▸ **What you should do**
Could you give the stretch from the line containing "List every element" through the line containing "svg-text:PREP: PREP xyxy=(725,352,745,361)" again, swapping "CARPET" for "RUG" and keeping everything else unchanged? Leave the pictures out.

▸ **Record set**
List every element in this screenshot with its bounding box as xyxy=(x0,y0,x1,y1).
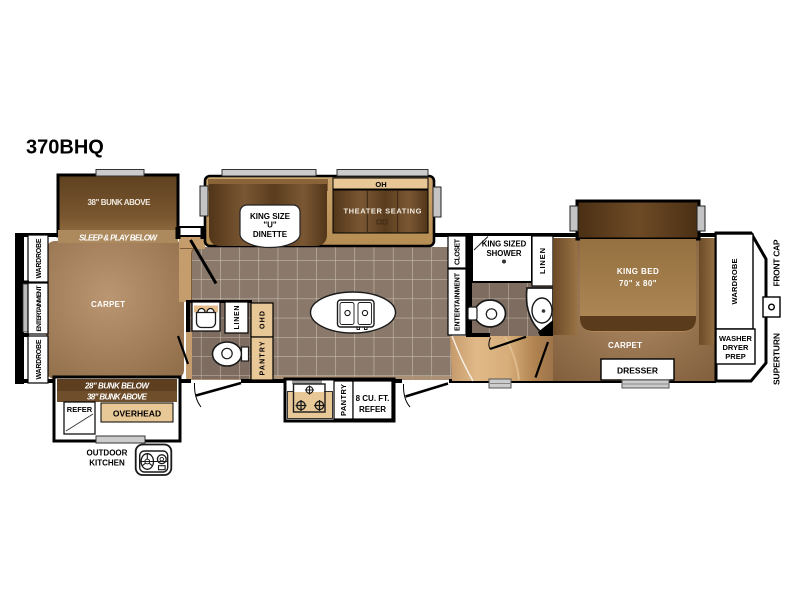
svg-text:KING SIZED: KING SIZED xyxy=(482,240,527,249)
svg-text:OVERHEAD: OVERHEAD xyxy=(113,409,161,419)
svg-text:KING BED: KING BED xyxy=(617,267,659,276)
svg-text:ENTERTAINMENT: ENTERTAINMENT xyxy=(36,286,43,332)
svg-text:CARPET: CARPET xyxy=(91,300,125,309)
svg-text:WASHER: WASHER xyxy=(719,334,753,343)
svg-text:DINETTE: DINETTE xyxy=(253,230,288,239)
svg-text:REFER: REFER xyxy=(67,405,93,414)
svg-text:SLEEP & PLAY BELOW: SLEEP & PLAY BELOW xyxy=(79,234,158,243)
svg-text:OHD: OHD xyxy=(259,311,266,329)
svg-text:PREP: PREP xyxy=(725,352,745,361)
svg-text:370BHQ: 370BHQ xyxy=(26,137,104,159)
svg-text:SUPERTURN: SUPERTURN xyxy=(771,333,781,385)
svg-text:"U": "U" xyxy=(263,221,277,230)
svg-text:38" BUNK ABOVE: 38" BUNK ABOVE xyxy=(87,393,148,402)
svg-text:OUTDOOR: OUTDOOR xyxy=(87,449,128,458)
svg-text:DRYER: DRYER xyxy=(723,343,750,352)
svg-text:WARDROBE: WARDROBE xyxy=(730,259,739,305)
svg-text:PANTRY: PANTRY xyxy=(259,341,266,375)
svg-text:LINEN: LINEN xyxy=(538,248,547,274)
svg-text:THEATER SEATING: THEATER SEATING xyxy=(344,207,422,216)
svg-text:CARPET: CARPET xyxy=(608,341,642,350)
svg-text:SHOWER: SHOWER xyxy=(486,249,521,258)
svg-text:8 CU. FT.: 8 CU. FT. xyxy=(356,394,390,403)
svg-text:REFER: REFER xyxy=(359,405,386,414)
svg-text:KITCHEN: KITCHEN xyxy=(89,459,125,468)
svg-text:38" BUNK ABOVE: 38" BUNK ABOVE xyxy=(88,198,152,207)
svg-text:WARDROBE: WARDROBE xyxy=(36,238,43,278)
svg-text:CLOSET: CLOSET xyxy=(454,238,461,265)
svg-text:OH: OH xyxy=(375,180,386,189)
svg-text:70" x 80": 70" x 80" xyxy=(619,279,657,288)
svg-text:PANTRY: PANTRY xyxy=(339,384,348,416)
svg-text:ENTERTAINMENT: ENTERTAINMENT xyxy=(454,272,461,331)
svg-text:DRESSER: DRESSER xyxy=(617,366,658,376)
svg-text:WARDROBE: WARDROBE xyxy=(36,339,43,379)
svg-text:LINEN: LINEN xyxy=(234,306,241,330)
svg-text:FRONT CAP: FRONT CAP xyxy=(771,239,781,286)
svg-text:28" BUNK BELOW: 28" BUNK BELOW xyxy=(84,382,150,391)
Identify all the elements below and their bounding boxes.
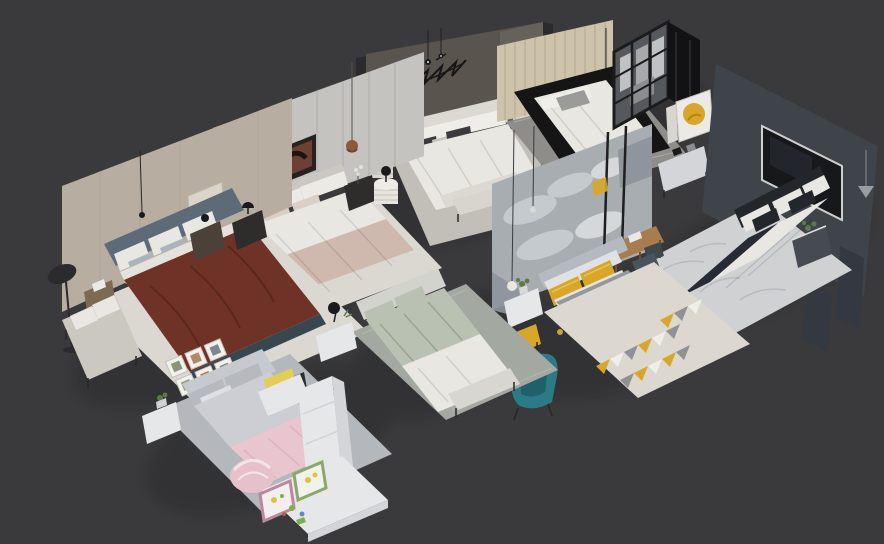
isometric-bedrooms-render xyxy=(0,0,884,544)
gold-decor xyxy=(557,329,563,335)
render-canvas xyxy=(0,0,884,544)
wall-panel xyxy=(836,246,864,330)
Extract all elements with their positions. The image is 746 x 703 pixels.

* * *

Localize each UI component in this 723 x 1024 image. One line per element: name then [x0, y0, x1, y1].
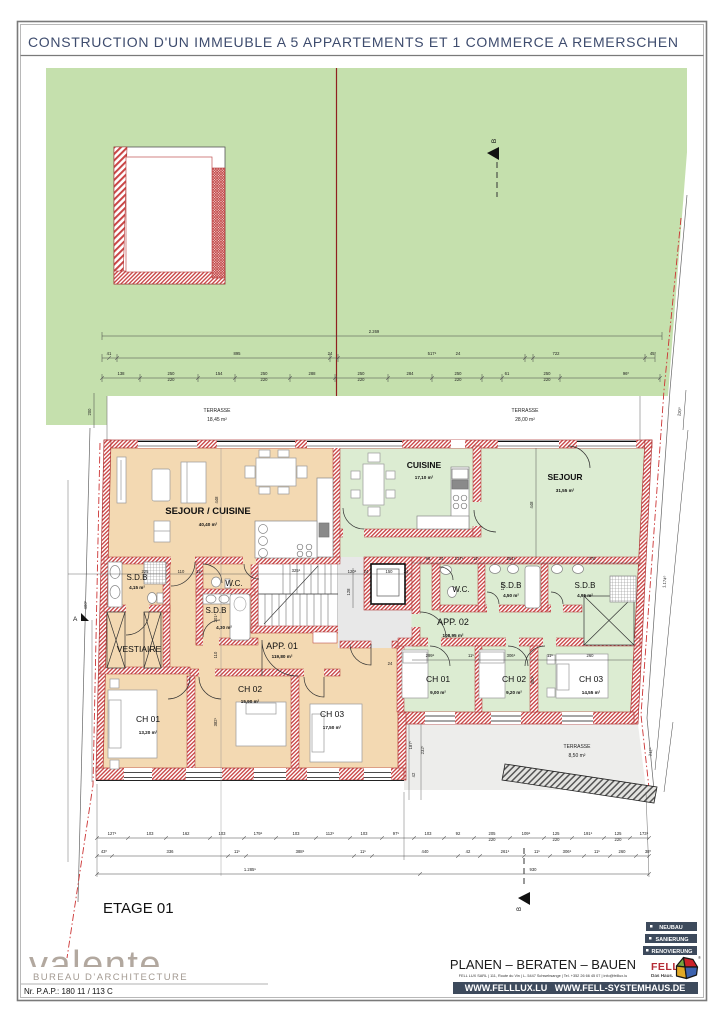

▸ **Result for this task**
List every element in this screenshot with its bounding box as xyxy=(x0,y0,x1,y1).
svg-text:KING SIZED: KING SIZED xyxy=(482,240,527,249)
svg-text:OVERHEAD: OVERHEAD xyxy=(113,409,161,419)
svg-text:KING BED: KING BED xyxy=(617,267,659,276)
svg-text:ENTERTAINMENT: ENTERTAINMENT xyxy=(36,286,43,332)
svg-text:RUG: RUG xyxy=(91,300,125,309)
svg-text:WASHER: WASHER xyxy=(719,334,753,343)
svg-text:DINETTE: DINETTE xyxy=(253,230,288,239)
svg-text:REFER: REFER xyxy=(67,405,93,414)
svg-text:SLEEP & PLAY BELOW: SLEEP & PLAY BELOW xyxy=(79,234,158,243)
svg-text:OHD: OHD xyxy=(259,311,266,329)
svg-text:PREP: PREP xyxy=(725,352,745,361)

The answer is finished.